→ **Source records**:
%%

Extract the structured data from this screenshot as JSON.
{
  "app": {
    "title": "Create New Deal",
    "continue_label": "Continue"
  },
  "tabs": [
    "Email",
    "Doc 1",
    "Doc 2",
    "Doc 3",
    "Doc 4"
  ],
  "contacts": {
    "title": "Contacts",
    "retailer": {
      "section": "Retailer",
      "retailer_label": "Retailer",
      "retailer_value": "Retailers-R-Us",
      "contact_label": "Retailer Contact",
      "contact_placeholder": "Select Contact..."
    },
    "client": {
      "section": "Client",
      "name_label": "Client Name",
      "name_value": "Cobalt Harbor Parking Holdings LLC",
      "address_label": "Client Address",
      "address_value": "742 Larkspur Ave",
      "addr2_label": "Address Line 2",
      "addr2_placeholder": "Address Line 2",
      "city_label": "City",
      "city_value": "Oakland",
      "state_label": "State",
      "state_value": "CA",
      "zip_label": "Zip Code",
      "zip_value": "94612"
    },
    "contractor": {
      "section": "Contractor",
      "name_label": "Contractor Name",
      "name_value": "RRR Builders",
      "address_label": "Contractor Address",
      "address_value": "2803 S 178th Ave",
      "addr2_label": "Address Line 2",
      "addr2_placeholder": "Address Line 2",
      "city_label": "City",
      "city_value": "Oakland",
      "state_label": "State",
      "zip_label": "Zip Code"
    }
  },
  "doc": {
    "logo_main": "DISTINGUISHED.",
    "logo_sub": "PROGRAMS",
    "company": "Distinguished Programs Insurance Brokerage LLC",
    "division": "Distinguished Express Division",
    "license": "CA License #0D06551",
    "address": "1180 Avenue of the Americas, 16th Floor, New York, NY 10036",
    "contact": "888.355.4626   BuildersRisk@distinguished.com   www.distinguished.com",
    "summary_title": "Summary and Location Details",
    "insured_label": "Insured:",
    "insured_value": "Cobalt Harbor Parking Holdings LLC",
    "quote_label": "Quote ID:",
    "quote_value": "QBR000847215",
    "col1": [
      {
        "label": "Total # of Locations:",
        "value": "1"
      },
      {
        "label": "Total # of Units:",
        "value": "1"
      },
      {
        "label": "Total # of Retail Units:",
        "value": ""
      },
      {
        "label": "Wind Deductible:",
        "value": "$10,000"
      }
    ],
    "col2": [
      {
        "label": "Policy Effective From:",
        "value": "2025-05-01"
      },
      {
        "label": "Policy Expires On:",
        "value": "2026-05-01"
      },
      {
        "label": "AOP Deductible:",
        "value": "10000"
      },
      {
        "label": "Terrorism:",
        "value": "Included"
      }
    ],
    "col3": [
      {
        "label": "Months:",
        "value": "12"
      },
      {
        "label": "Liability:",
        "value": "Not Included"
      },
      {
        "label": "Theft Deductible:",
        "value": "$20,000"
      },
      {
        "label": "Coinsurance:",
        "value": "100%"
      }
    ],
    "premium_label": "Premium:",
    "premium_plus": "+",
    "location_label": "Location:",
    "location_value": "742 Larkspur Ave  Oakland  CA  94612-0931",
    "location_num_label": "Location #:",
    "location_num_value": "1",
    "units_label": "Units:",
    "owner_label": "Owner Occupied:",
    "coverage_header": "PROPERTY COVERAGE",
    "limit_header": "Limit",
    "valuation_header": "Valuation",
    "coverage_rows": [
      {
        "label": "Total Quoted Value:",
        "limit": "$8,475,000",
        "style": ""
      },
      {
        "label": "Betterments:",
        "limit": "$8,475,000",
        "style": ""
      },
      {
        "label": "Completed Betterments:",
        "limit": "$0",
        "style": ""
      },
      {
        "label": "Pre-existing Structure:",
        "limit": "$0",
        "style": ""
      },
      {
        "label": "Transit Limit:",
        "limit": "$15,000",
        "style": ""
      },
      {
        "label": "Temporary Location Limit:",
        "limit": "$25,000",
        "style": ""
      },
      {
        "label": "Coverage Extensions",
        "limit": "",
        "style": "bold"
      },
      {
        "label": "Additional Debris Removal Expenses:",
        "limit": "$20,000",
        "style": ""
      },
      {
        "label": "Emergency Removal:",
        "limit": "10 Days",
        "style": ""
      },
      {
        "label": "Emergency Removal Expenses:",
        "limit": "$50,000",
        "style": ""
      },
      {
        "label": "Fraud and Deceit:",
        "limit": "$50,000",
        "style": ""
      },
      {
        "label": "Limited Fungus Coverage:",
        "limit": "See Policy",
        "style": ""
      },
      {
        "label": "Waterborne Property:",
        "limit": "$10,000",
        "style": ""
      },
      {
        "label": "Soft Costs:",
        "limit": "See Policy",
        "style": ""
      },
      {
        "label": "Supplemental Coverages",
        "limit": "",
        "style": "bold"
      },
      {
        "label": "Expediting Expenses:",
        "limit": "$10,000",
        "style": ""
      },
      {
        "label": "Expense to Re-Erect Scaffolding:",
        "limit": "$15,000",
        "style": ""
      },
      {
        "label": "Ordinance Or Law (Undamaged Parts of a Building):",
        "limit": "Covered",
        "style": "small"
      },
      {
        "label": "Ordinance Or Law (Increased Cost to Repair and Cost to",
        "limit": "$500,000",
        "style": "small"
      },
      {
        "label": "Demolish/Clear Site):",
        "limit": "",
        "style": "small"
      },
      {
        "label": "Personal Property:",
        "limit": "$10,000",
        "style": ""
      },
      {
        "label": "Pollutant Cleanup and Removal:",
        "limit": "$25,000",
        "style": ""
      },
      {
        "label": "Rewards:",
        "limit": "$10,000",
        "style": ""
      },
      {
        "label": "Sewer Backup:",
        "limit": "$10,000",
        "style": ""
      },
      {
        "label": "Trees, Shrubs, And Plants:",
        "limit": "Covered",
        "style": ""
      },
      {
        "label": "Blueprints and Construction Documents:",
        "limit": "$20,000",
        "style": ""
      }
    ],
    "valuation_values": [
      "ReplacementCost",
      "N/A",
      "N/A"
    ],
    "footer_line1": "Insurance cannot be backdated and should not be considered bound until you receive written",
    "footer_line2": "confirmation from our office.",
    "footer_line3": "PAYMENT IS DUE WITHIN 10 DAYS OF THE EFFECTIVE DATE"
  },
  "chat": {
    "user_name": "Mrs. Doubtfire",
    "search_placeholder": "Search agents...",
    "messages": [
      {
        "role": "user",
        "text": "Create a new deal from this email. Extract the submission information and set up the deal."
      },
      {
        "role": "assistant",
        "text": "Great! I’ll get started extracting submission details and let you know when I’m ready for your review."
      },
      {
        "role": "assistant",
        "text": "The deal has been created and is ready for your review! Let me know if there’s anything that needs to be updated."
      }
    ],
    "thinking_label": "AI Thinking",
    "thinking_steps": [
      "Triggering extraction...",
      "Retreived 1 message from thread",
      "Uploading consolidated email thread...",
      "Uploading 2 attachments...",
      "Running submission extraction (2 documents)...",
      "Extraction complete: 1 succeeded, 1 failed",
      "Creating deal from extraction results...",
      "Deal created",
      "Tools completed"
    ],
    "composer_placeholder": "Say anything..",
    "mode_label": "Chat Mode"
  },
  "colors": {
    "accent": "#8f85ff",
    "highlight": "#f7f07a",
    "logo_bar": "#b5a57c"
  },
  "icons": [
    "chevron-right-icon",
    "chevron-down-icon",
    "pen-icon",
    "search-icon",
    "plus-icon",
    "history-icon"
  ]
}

%%

→ **Task details**: Make an exact copy of the data above.

→ **Solution below**:
Extract the structured data from this screenshot as JSON.
{
  "app": {
    "title": "Create New Deal",
    "continue_label": "Continue"
  },
  "tabs": [
    "Email",
    "Doc 1",
    "Doc 2",
    "Doc 3",
    "Doc 4"
  ],
  "contacts": {
    "title": "Contacts",
    "retailer": {
      "section": "Retailer",
      "retailer_label": "Retailer",
      "retailer_value": "Retailers-R-Us",
      "contact_label": "Retailer Contact",
      "contact_placeholder": "Select Contact..."
    },
    "client": {
      "section": "Client",
      "name_label": "Client Name",
      "name_value": "Cobalt Harbor Parking Holdings LLC",
      "address_label": "Client Address",
      "address_value": "742 Larkspur Ave",
      "addr2_label": "Address Line 2",
      "addr2_placeholder": "Address Line 2",
      "city_label": "City",
      "city_value": "Oakland",
      "state_label": "State",
      "state_value": "CA",
      "zip_label": "Zip Code",
      "zip_value": "94612"
    },
    "contractor": {
      "section": "Contractor",
      "name_label": "Contractor Name",
      "name_value": "RRR Builders",
      "address_label": "Contractor Address",
      "address_value": "2803 S 178th Ave",
      "addr2_label": "Address Line 2",
      "addr2_placeholder": "Address Line 2",
      "city_label": "City",
      "city_value": "Oakland",
      "state_label": "State",
      "zip_label": "Zip Code"
    }
  },
  "doc": {
    "logo_main": "DISTINGUISHED.",
    "logo_sub": "PROGRAMS",
    "company": "Distinguished Programs Insurance Brokerage LLC",
    "division": "Distinguished Express Division",
    "license": "CA License #0D06551",
    "address": "1180 Avenue of the Americas, 16th Floor, New York, NY 10036",
    "contact": "888.355.4626   BuildersRisk@distinguished.com   www.distinguished.com",
    "summary_title": "Summary and Location Details",
    "insured_label": "Insured:",
    "insured_value": "Cobalt Harbor Parking Holdings LLC",
    "quote_label": "Quote ID:",
    "quote_value": "QBR000847215",
    "col1": [
      {
        "label": "Total # of Locations:",
        "value": "1"
      },
      {
        "label": "Total # of Units:",
        "value": "1"
      },
      {
        "label": "Total # of Retail Units:",
        "value": ""
      },
      {
        "label": "Wind Deductible:",
        "value": "$10,000"
      }
    ],
    "col2": [
      {
        "label": "Policy Effective From:",
        "value": "2025-05-01"
      },
      {
        "label": "Policy Expires On:",
        "value": "2026-05-01"
      },
      {
        "label": "AOP Deductible:",
        "value": "10000"
      },
      {
        "label": "Terrorism:",
        "value": "Included"
      }
    ],
    "col3": [
      {
        "label": "Months:",
        "value": "12"
      },
      {
        "label": "Liability:",
        "value": "Not Included"
      },
      {
        "label": "Theft Deductible:",
        "value": "$20,000"
      },
      {
        "label": "Coinsurance:",
        "value": "100%"
      }
    ],
    "premium_label": "Premium:",
    "premium_plus": "+",
    "location_label": "Location:",
    "location_value": "742 Larkspur Ave  Oakland  CA  94612-0931",
    "location_num_label": "Location #:",
    "location_num_value": "1",
    "units_label": "Units:",
    "owner_label": "Owner Occupied:",
    "coverage_header": "PROPERTY COVERAGE",
    "limit_header": "Limit",
    "valuation_header": "Valuation",
    "coverage_rows": [
      {
        "label": "Total Quoted Value:",
        "limit": "$8,475,000",
        "style": ""
      },
      {
        "label": "Betterments:",
        "limit": "$8,475,000",
        "style": ""
      },
      {
        "label": "Completed Betterments:",
        "limit": "$0",
        "style": ""
      },
      {
        "label": "Pre-existing Structure:",
        "limit": "$0",
        "style": ""
      },
      {
        "label": "Transit Limit:",
        "limit": "$15,000",
        "style": ""
      },
      {
        "label": "Temporary Location Limit:",
        "limit": "$25,000",
        "style": ""
      },
      {
        "label": "Coverage Extensions",
        "limit": "",
        "style": "bold"
      },
      {
        "label": "Additional Debris Removal Expenses:",
        "limit": "$20,000",
        "style": ""
      },
      {
        "label": "Emergency Removal:",
        "limit": "10 Days",
        "style": ""
      },
      {
        "label": "Emergency Removal Expenses:",
        "limit": "$50,000",
        "style": ""
      },
      {
        "label": "Fraud and Deceit:",
        "limit": "$50,000",
        "style": ""
      },
      {
        "label": "Limited Fungus Coverage:",
        "limit": "See Policy",
        "style": ""
      },
      {
        "label": "Waterborne Property:",
        "limit": "$10,000",
        "style": ""
      },
      {
        "label": "Soft Costs:",
        "limit": "See Policy",
        "style": ""
      },
      {
        "label": "Supplemental Coverages",
        "limit": "",
        "style": "bold"
      },
      {
        "label": "Expediting Expenses:",
        "limit": "$10,000",
        "style": ""
      },
      {
        "label": "Expense to Re-Erect Scaffolding:",
        "limit": "$15,000",
        "style": ""
      },
      {
        "label": "Ordinance Or Law (Undamaged Parts of a Building):",
        "limit": "Covered",
        "style": "small"
      },
      {
        "label": "Ordinance Or Law (Increased Cost to Repair and Cost to",
        "limit": "$500,000",
        "style": "small"
      },
      {
        "label": "Demolish/Clear Site):",
        "limit": "",
        "style": "small"
      },
      {
        "label": "Personal Property:",
        "limit": "$10,000",
        "style": ""
      },
      {
        "label": "Pollutant Cleanup and Removal:",
        "limit": "$25,000",
        "style": ""
      },
      {
        "label": "Rewards:",
        "limit": "$10,000",
        "style": ""
      },
      {
        "label": "Sewer Backup:",
        "limit": "$10,000",
        "style": ""
      },
      {
        "label": "Trees, Shrubs, And Plants:",
        "limit": "Covered",
        "style": ""
      },
      {
        "label": "Blueprints and Construction Documents:",
        "limit": "$20,000",
        "style": ""
      }
    ],
    "valuation_values": [
      "ReplacementCost",
      "N/A",
      "N/A"
    ],
    "footer_line1": "Insurance cannot be backdated and should not be considered bound until you receive written",
    "footer_line2": "confirmation from our office.",
    "footer_line3": "PAYMENT IS DUE WITHIN 10 DAYS OF THE EFFECTIVE DATE"
  },
  "chat": {
    "user_name": "Mrs. Doubtfire",
    "search_placeholder": "Search agents...",
    "messages": [
      {
        "role": "user",
        "text": "Create a new deal from this email. Extract the submission information and set up the deal."
      },
      {
        "role": "assistant",
        "text": "Great! I’ll get started extracting submission details and let you know when I’m ready for your review."
      },
      {
        "role": "assistant",
        "text": "The deal has been created and is ready for your review! Let me know if there’s anything that needs to be updated."
      }
    ],
    "thinking_label": "AI Thinking",
    "thinking_steps": [
      "Triggering extraction...",
      "Retreived 1 message from thread",
      "Uploading consolidated email thread...",
      "Uploading 2 attachments...",
      "Running submission extraction (2 documents)...",
      "Extraction complete: 1 succeeded, 1 failed",
      "Creating deal from extraction results...",
      "Deal created",
      "Tools completed"
    ],
    "composer_placeholder": "Say anything..",
    "mode_label": "Chat Mode"
  },
  "colors": {
    "accent": "#8f85ff",
    "highlight": "#f7f07a",
    "logo_bar": "#b5a57c"
  },
  "icons": [
    "chevron-right-icon",
    "chevron-down-icon",
    "pen-icon",
    "search-icon",
    "plus-icon",
    "history-icon"
  ]
}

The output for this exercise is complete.